■ **Record extracts**
::::::::::

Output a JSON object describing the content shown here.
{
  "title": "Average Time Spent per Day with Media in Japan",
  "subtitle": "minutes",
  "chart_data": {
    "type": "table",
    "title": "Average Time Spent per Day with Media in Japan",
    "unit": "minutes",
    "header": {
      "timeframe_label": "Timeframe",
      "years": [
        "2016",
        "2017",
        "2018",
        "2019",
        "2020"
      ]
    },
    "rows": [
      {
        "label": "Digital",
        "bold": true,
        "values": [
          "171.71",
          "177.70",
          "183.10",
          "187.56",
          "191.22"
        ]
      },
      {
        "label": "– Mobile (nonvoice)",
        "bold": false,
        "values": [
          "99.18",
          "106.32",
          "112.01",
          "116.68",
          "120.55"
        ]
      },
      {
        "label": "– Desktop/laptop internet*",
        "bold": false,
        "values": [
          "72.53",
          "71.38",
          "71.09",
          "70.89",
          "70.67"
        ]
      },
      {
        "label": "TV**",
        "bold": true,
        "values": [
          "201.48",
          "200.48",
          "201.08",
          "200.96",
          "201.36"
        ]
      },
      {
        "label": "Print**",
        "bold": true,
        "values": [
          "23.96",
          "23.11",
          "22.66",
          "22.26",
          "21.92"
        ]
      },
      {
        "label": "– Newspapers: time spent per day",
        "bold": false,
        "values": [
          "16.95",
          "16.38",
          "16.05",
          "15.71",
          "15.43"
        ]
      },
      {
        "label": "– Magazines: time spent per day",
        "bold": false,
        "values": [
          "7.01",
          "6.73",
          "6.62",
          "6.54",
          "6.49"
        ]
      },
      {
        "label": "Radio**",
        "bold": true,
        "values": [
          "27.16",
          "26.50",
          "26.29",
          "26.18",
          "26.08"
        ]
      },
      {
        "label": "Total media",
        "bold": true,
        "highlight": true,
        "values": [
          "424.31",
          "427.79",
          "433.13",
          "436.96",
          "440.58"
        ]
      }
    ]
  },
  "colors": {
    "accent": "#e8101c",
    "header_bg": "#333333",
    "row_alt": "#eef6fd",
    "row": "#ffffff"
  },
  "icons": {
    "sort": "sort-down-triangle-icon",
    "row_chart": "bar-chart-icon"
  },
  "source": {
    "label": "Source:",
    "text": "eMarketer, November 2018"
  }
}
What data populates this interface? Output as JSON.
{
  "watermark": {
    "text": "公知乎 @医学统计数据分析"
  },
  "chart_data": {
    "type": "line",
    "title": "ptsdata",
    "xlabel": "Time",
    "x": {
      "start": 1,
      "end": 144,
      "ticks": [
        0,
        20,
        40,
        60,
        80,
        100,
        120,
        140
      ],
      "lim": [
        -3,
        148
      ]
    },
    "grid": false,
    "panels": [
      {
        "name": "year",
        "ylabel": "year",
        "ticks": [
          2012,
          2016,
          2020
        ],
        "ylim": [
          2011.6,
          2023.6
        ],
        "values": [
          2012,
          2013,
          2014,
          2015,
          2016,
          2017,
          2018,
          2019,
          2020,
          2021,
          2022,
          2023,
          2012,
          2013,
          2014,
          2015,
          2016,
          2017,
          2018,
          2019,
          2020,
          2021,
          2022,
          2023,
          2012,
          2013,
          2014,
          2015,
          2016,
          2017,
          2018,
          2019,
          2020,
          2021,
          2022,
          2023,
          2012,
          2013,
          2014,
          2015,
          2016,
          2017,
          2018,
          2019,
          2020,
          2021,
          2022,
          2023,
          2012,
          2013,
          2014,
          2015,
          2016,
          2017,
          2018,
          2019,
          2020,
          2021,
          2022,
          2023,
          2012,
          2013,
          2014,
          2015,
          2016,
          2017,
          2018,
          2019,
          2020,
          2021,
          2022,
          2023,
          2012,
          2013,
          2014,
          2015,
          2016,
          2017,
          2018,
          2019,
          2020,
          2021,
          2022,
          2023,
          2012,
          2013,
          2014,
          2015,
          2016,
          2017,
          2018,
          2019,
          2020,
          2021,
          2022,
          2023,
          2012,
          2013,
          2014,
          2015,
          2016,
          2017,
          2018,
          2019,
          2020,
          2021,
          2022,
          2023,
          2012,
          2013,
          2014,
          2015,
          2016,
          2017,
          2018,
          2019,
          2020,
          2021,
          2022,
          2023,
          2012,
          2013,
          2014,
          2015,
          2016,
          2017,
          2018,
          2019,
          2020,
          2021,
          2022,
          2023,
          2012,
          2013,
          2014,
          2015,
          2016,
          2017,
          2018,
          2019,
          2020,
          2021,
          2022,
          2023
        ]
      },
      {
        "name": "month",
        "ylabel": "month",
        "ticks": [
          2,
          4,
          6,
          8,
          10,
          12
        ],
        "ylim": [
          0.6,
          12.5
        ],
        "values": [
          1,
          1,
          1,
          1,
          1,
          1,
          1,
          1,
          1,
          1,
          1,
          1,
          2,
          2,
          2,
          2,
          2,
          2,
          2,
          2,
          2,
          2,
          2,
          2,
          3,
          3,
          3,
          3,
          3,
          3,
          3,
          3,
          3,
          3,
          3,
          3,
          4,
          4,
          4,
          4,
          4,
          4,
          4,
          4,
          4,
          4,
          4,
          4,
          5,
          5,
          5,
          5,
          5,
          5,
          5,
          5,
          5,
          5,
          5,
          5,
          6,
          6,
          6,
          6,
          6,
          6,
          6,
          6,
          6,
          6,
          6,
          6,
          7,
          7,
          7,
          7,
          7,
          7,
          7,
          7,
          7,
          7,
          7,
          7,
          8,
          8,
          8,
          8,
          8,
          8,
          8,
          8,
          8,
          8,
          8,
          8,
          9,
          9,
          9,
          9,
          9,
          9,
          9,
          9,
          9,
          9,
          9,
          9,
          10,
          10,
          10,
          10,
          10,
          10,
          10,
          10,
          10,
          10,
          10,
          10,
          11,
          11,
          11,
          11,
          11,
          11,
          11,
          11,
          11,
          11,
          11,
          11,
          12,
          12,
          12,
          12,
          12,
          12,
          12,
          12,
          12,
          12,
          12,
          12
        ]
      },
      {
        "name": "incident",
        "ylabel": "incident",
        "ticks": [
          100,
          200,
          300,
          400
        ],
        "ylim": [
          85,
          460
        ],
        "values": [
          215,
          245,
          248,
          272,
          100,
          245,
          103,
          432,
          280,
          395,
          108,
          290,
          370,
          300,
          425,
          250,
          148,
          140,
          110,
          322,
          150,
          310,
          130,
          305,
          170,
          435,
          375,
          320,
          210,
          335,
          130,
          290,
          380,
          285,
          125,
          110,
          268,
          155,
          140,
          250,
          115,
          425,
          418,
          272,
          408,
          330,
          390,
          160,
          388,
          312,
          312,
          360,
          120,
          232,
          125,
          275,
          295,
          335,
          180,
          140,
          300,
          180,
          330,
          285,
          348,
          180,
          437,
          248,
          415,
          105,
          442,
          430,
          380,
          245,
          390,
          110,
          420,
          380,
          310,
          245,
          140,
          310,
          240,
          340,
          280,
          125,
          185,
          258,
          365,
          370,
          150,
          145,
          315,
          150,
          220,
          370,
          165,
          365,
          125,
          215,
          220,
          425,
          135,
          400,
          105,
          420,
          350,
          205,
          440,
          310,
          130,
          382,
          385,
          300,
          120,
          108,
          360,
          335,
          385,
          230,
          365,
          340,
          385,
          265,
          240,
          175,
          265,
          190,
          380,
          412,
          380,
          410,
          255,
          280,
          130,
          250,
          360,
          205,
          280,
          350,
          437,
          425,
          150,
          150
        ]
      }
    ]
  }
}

::::::::::

■ **Aim of the exercise**
Reproduce the listing above verbatim, from first line to last.

■ **Response to the exercise**
Output a JSON object describing the content shown here.
{
  "title": "Average Time Spent per Day with Media in Japan",
  "subtitle": "minutes",
  "chart_data": {
    "type": "table",
    "title": "Average Time Spent per Day with Media in Japan",
    "unit": "minutes",
    "header": {
      "timeframe_label": "Timeframe",
      "years": [
        "2016",
        "2017",
        "2018",
        "2019",
        "2020"
      ]
    },
    "rows": [
      {
        "label": "Digital",
        "bold": true,
        "values": [
          "171.71",
          "177.70",
          "183.10",
          "187.56",
          "191.22"
        ]
      },
      {
        "label": "– Mobile (nonvoice)",
        "bold": false,
        "values": [
          "99.18",
          "106.32",
          "112.01",
          "116.68",
          "120.55"
        ]
      },
      {
        "label": "– Desktop/laptop internet*",
        "bold": false,
        "values": [
          "72.53",
          "71.38",
          "71.09",
          "70.89",
          "70.67"
        ]
      },
      {
        "label": "TV**",
        "bold": true,
        "values": [
          "201.48",
          "200.48",
          "201.08",
          "200.96",
          "201.36"
        ]
      },
      {
        "label": "Print**",
        "bold": true,
        "values": [
          "23.96",
          "23.11",
          "22.66",
          "22.26",
          "21.92"
        ]
      },
      {
        "label": "– Newspapers: time spent per day",
        "bold": false,
        "values": [
          "16.95",
          "16.38",
          "16.05",
          "15.71",
          "15.43"
        ]
      },
      {
        "label": "– Magazines: time spent per day",
        "bold": false,
        "values": [
          "7.01",
          "6.73",
          "6.62",
          "6.54",
          "6.49"
        ]
      },
      {
        "label": "Radio**",
        "bold": true,
        "values": [
          "27.16",
          "26.50",
          "26.29",
          "26.18",
          "26.08"
        ]
      },
      {
        "label": "Total media",
        "bold": true,
        "highlight": true,
        "values": [
          "424.31",
          "427.79",
          "433.13",
          "436.96",
          "440.58"
        ]
      }
    ]
  },
  "colors": {
    "accent": "#e8101c",
    "header_bg": "#333333",
    "row_alt": "#eef6fd",
    "row": "#ffffff"
  },
  "icons": {
    "sort": "sort-down-triangle-icon",
    "row_chart": "bar-chart-icon"
  },
  "source": {
    "label": "Source:",
    "text": "eMarketer, November 2018"
  }
}
What data populates this interface? Output as JSON.
{
  "watermark": {
    "text": "公知乎 @医学统计数据分析"
  },
  "chart_data": {
    "type": "line",
    "title": "ptsdata",
    "xlabel": "Time",
    "x": {
      "start": 1,
      "end": 144,
      "ticks": [
        0,
        20,
        40,
        60,
        80,
        100,
        120,
        140
      ],
      "lim": [
        -3,
        148
      ]
    },
    "grid": false,
    "panels": [
      {
        "name": "year",
        "ylabel": "year",
        "ticks": [
          2012,
          2016,
          2020
        ],
        "ylim": [
          2011.6,
          2023.6
        ],
        "values": [
          2012,
          2013,
          2014,
          2015,
          2016,
          2017,
          2018,
          2019,
          2020,
          2021,
          2022,
          2023,
          2012,
          2013,
          2014,
          2015,
          2016,
          2017,
          2018,
          2019,
          2020,
          2021,
          2022,
          2023,
          2012,
          2013,
          2014,
          2015,
          2016,
          2017,
          2018,
          2019,
          2020,
          2021,
          2022,
          2023,
          2012,
          2013,
          2014,
          2015,
          2016,
          2017,
          2018,
          2019,
          2020,
          2021,
          2022,
          2023,
          2012,
          2013,
          2014,
          2015,
          2016,
          2017,
          2018,
          2019,
          2020,
          2021,
          2022,
          2023,
          2012,
          2013,
          2014,
          2015,
          2016,
          2017,
          2018,
          2019,
          2020,
          2021,
          2022,
          2023,
          2012,
          2013,
          2014,
          2015,
          2016,
          2017,
          2018,
          2019,
          2020,
          2021,
          2022,
          2023,
          2012,
          2013,
          2014,
          2015,
          2016,
          2017,
          2018,
          2019,
          2020,
          2021,
          2022,
          2023,
          2012,
          2013,
          2014,
          2015,
          2016,
          2017,
          2018,
          2019,
          2020,
          2021,
          2022,
          2023,
          2012,
          2013,
          2014,
          2015,
          2016,
          2017,
          2018,
          2019,
          2020,
          2021,
          2022,
          2023,
          2012,
          2013,
          2014,
          2015,
          2016,
          2017,
          2018,
          2019,
          2020,
          2021,
          2022,
          2023,
          2012,
          2013,
          2014,
          2015,
          2016,
          2017,
          2018,
          2019,
          2020,
          2021,
          2022,
          2023
        ]
      },
      {
        "name": "month",
        "ylabel": "month",
        "ticks": [
          2,
          4,
          6,
          8,
          10,
          12
        ],
        "ylim": [
          0.6,
          12.5
        ],
        "values": [
          1,
          1,
          1,
          1,
          1,
          1,
          1,
          1,
          1,
          1,
          1,
          1,
          2,
          2,
          2,
          2,
          2,
          2,
          2,
          2,
          2,
          2,
          2,
          2,
          3,
          3,
          3,
          3,
          3,
          3,
          3,
          3,
          3,
          3,
          3,
          3,
          4,
          4,
          4,
          4,
          4,
          4,
          4,
          4,
          4,
          4,
          4,
          4,
          5,
          5,
          5,
          5,
          5,
          5,
          5,
          5,
          5,
          5,
          5,
          5,
          6,
          6,
          6,
          6,
          6,
          6,
          6,
          6,
          6,
          6,
          6,
          6,
          7,
          7,
          7,
          7,
          7,
          7,
          7,
          7,
          7,
          7,
          7,
          7,
          8,
          8,
          8,
          8,
          8,
          8,
          8,
          8,
          8,
          8,
          8,
          8,
          9,
          9,
          9,
          9,
          9,
          9,
          9,
          9,
          9,
          9,
          9,
          9,
          10,
          10,
          10,
          10,
          10,
          10,
          10,
          10,
          10,
          10,
          10,
          10,
          11,
          11,
          11,
          11,
          11,
          11,
          11,
          11,
          11,
          11,
          11,
          11,
          12,
          12,
          12,
          12,
          12,
          12,
          12,
          12,
          12,
          12,
          12,
          12
        ]
      },
      {
        "name": "incident",
        "ylabel": "incident",
        "ticks": [
          100,
          200,
          300,
          400
        ],
        "ylim": [
          85,
          460
        ],
        "values": [
          215,
          245,
          248,
          272,
          100,
          245,
          103,
          432,
          280,
          395,
          108,
          290,
          370,
          300,
          425,
          250,
          148,
          140,
          110,
          322,
          150,
          310,
          130,
          305,
          170,
          435,
          375,
          320,
          210,
          335,
          130,
          290,
          380,
          285,
          125,
          110,
          268,
          155,
          140,
          250,
          115,
          425,
          418,
          272,
          408,
          330,
          390,
          160,
          388,
          312,
          312,
          360,
          120,
          232,
          125,
          275,
          295,
          335,
          180,
          140,
          300,
          180,
          330,
          285,
          348,
          180,
          437,
          248,
          415,
          105,
          442,
          430,
          380,
          245,
          390,
          110,
          420,
          380,
          310,
          245,
          140,
          310,
          240,
          340,
          280,
          125,
          185,
          258,
          365,
          370,
          150,
          145,
          315,
          150,
          220,
          370,
          165,
          365,
          125,
          215,
          220,
          425,
          135,
          400,
          105,
          420,
          350,
          205,
          440,
          310,
          130,
          382,
          385,
          300,
          120,
          108,
          360,
          335,
          385,
          230,
          365,
          340,
          385,
          265,
          240,
          175,
          265,
          190,
          380,
          412,
          380,
          410,
          255,
          280,
          130,
          250,
          360,
          205,
          280,
          350,
          437,
          425,
          150,
          150
        ]
      }
    ]
  }
}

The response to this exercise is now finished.